### [Dataset]
══════

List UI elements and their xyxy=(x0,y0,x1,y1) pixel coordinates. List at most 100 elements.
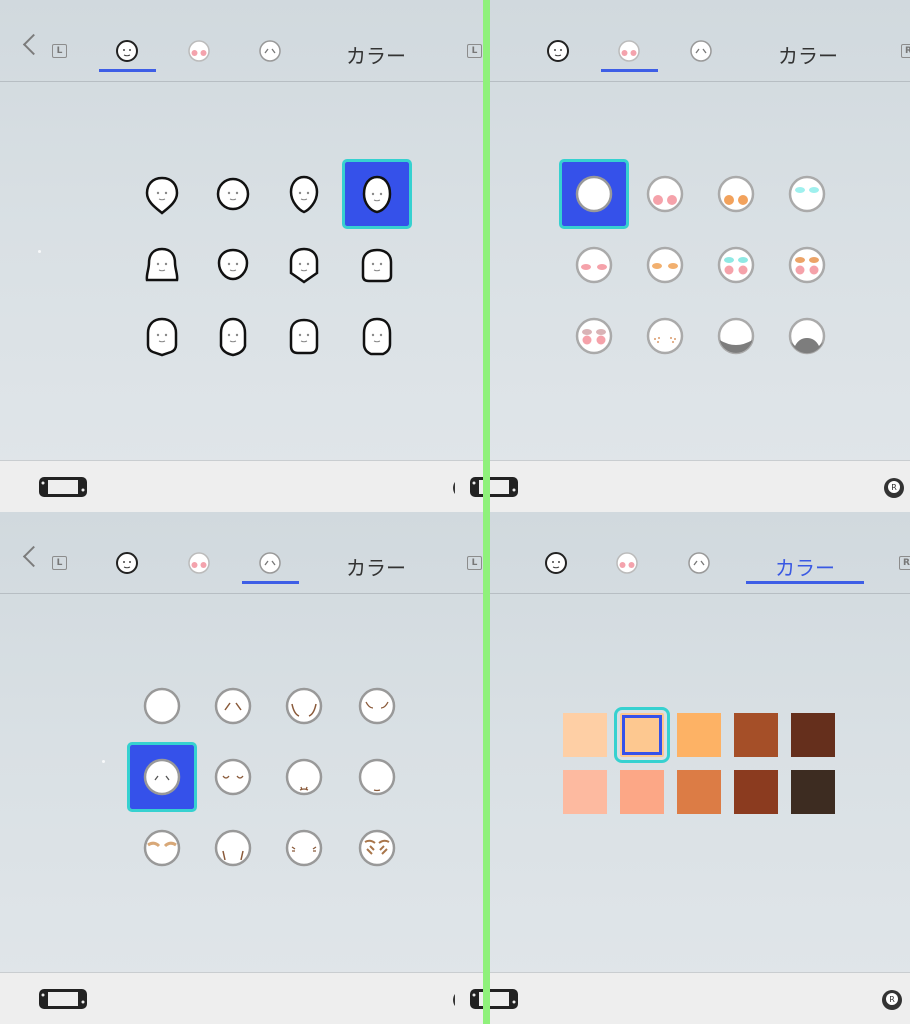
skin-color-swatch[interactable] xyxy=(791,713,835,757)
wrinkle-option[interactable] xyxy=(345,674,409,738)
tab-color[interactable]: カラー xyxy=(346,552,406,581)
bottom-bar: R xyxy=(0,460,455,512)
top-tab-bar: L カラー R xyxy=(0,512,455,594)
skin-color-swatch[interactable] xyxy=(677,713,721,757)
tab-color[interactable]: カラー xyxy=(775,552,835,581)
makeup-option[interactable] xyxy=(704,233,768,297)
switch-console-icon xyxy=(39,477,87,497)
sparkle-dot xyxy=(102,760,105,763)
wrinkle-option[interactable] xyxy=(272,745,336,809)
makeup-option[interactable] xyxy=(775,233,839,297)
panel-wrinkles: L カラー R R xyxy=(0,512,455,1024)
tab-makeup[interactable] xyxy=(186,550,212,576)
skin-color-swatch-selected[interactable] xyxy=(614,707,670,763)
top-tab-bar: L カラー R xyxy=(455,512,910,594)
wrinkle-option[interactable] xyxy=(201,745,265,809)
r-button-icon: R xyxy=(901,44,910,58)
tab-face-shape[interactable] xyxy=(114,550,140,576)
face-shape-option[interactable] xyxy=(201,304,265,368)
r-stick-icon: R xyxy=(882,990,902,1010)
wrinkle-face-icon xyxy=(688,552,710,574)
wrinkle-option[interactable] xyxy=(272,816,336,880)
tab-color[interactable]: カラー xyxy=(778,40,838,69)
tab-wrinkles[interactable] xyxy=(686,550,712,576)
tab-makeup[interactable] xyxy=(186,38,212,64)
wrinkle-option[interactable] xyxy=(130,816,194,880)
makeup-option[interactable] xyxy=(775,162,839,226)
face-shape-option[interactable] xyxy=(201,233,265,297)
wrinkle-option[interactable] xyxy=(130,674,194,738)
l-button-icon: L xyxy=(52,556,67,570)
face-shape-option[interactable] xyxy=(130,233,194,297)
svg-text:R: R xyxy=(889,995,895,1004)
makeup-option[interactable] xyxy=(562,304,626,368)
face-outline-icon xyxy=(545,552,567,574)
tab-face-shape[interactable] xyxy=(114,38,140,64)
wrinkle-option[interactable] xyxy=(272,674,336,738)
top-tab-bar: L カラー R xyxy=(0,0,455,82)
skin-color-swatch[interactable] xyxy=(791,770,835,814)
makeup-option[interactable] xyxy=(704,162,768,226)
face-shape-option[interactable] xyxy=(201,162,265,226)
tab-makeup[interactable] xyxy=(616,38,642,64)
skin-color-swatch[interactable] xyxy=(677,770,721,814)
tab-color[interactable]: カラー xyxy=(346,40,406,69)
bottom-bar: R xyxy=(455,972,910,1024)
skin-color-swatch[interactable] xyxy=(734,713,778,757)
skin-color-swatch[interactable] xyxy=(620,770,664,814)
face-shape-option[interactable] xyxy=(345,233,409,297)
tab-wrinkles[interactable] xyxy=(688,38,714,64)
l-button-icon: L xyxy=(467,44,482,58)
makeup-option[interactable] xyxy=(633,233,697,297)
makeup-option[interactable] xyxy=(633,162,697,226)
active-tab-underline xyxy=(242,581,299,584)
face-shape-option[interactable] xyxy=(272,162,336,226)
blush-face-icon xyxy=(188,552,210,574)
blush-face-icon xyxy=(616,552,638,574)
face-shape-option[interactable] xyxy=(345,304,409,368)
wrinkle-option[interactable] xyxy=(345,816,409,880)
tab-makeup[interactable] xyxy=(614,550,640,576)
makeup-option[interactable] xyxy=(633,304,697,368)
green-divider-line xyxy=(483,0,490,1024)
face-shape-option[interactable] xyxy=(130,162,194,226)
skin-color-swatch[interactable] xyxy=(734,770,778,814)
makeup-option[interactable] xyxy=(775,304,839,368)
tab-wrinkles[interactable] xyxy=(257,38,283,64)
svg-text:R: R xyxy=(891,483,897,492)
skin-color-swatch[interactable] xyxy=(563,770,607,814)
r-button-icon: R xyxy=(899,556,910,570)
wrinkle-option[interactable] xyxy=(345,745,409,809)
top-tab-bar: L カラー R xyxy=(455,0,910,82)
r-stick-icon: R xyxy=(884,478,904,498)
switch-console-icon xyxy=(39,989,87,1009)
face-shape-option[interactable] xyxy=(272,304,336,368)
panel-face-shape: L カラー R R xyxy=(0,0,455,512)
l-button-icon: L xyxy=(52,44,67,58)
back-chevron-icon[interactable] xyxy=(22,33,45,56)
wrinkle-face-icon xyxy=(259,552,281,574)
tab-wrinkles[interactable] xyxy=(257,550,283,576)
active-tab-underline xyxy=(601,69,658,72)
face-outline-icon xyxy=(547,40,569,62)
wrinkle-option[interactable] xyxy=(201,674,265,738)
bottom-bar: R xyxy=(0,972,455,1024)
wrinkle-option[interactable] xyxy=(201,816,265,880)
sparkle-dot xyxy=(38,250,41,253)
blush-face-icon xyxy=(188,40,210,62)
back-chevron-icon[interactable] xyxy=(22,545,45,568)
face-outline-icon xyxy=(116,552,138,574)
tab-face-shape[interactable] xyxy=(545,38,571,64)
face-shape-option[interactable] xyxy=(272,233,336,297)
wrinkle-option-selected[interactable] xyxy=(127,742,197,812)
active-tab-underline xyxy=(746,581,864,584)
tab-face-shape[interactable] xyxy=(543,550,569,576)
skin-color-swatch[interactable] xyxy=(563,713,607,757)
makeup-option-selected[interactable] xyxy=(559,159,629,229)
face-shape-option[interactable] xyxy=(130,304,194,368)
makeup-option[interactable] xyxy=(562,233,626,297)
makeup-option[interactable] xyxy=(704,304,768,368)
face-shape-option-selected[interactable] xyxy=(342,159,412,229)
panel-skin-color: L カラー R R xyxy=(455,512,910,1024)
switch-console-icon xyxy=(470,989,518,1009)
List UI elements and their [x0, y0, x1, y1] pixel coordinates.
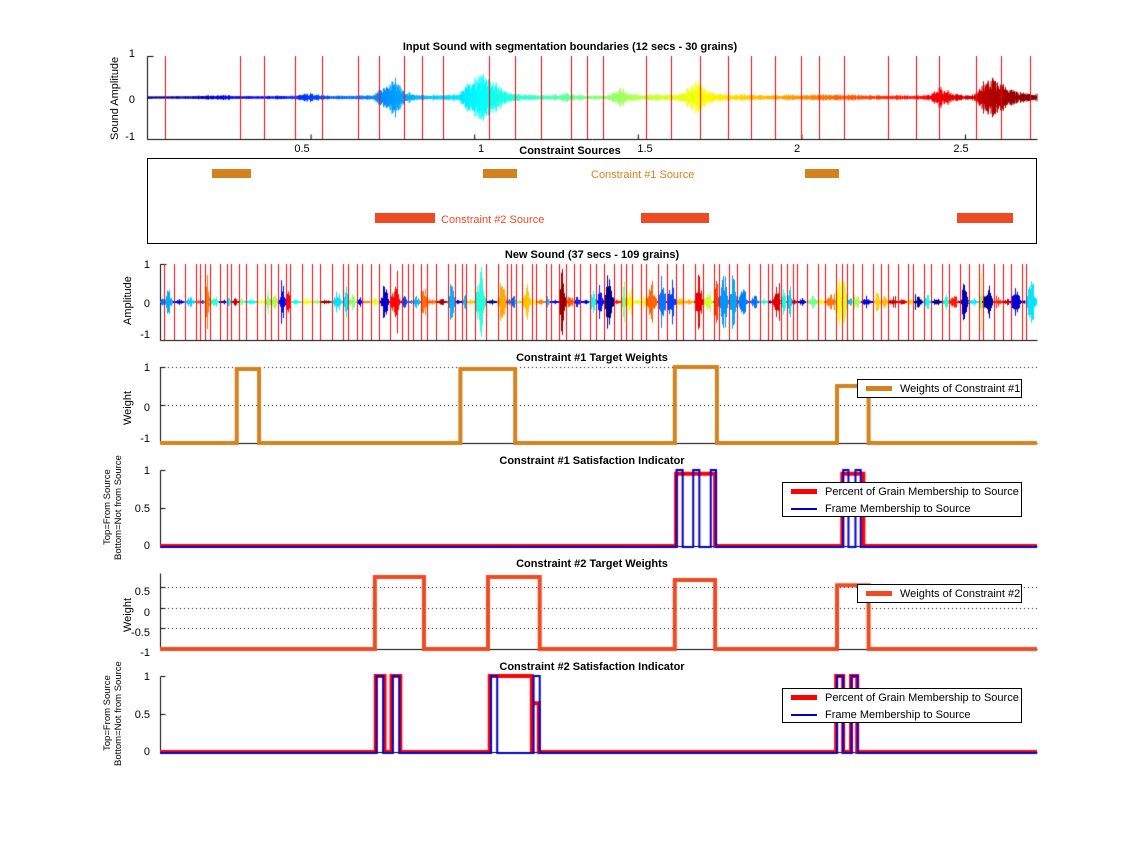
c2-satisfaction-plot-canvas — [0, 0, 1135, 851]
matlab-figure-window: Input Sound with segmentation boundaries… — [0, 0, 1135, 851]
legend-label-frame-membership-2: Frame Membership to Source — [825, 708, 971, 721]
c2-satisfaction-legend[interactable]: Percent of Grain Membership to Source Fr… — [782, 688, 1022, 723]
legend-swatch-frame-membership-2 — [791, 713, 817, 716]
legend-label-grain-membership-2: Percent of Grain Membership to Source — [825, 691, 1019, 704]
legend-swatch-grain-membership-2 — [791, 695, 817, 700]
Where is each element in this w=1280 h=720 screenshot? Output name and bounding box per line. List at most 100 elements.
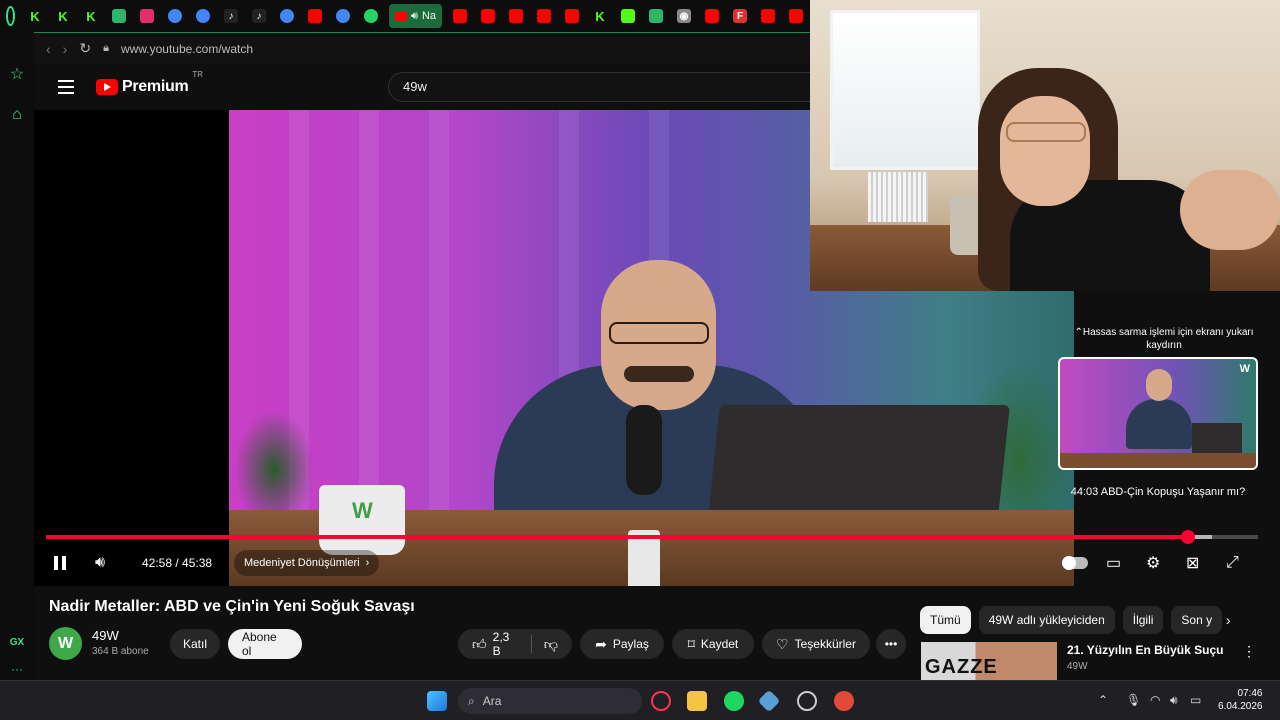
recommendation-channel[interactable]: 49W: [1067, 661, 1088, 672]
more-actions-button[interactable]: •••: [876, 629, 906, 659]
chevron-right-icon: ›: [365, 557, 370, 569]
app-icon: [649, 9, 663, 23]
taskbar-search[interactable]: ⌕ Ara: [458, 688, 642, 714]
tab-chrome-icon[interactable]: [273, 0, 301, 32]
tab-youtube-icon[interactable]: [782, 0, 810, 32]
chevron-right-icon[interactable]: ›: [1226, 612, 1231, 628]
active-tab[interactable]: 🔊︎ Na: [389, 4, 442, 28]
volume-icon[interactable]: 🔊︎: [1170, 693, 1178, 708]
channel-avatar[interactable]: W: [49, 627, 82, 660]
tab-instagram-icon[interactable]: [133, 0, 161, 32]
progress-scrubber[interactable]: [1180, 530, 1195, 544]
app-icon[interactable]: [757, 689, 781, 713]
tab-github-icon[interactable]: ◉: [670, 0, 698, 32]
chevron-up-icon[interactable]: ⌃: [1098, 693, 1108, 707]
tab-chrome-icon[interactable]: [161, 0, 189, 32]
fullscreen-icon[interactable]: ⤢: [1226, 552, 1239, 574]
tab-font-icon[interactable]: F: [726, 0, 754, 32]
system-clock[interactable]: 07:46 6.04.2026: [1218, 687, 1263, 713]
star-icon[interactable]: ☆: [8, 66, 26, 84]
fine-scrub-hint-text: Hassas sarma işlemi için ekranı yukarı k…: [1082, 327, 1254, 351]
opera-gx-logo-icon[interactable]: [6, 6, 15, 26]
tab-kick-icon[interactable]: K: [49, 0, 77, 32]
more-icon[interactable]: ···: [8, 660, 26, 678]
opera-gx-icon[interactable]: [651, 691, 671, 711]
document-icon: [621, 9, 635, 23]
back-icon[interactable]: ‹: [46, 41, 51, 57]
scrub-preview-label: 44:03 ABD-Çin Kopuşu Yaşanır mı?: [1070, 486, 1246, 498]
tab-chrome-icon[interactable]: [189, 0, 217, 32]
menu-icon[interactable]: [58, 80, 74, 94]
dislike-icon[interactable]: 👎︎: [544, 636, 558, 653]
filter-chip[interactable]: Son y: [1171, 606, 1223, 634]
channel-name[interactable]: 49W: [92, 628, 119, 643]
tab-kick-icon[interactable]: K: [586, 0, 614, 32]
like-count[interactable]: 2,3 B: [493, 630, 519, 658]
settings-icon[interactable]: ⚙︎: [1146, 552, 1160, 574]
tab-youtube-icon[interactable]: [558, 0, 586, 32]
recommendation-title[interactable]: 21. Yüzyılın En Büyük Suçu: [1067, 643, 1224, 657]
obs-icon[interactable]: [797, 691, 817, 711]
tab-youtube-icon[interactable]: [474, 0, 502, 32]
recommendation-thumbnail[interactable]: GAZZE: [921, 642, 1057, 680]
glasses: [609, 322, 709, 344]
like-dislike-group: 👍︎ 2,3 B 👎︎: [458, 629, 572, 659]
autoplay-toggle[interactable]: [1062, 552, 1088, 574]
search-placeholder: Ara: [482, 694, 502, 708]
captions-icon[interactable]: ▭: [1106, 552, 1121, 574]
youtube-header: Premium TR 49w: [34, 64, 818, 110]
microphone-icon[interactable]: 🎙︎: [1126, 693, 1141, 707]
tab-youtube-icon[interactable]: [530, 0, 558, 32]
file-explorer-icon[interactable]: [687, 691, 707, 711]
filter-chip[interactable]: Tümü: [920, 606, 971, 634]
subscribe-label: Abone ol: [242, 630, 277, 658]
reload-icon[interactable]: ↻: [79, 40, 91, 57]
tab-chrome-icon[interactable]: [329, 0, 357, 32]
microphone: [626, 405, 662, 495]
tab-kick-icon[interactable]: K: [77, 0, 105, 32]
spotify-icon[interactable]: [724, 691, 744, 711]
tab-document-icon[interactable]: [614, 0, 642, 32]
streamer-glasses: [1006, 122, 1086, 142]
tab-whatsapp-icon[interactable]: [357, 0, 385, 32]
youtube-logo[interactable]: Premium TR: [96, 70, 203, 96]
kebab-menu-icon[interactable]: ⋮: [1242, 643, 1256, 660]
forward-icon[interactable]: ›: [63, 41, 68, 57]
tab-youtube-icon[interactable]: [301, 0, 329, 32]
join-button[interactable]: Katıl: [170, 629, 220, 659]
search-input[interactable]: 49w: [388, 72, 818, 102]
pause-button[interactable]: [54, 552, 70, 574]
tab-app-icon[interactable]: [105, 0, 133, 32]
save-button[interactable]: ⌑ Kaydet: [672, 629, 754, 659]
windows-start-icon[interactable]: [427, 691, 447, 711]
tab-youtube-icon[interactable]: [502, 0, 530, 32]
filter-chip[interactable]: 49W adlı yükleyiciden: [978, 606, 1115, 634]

══════

### [What the task requires]
Copy the lines of the records above word for word, from the line with "skin-color-swatch[interactable] xyxy=(791,713,835,757)" up to and including the line with "tab-makeup[interactable] xyxy=(186,550,212,576)".

### [Solution to this exercise]
skin-color-swatch[interactable] xyxy=(791,713,835,757)
wrinkle-option[interactable] xyxy=(345,674,409,738)
tab-color[interactable]: カラー xyxy=(346,552,406,581)
bottom-bar: R xyxy=(0,460,455,512)
top-tab-bar: L カラー R xyxy=(0,512,455,594)
skin-color-swatch[interactable] xyxy=(677,713,721,757)
tab-color[interactable]: カラー xyxy=(775,552,835,581)
makeup-option[interactable] xyxy=(704,233,768,297)
switch-console-icon xyxy=(39,477,87,497)
sparkle-dot xyxy=(102,760,105,763)
wrinkle-option[interactable] xyxy=(272,745,336,809)
makeup-option[interactable] xyxy=(775,233,839,297)
panel-wrinkles: L カラー R R xyxy=(0,512,455,1024)
tab-makeup[interactable] xyxy=(186,550,212,576)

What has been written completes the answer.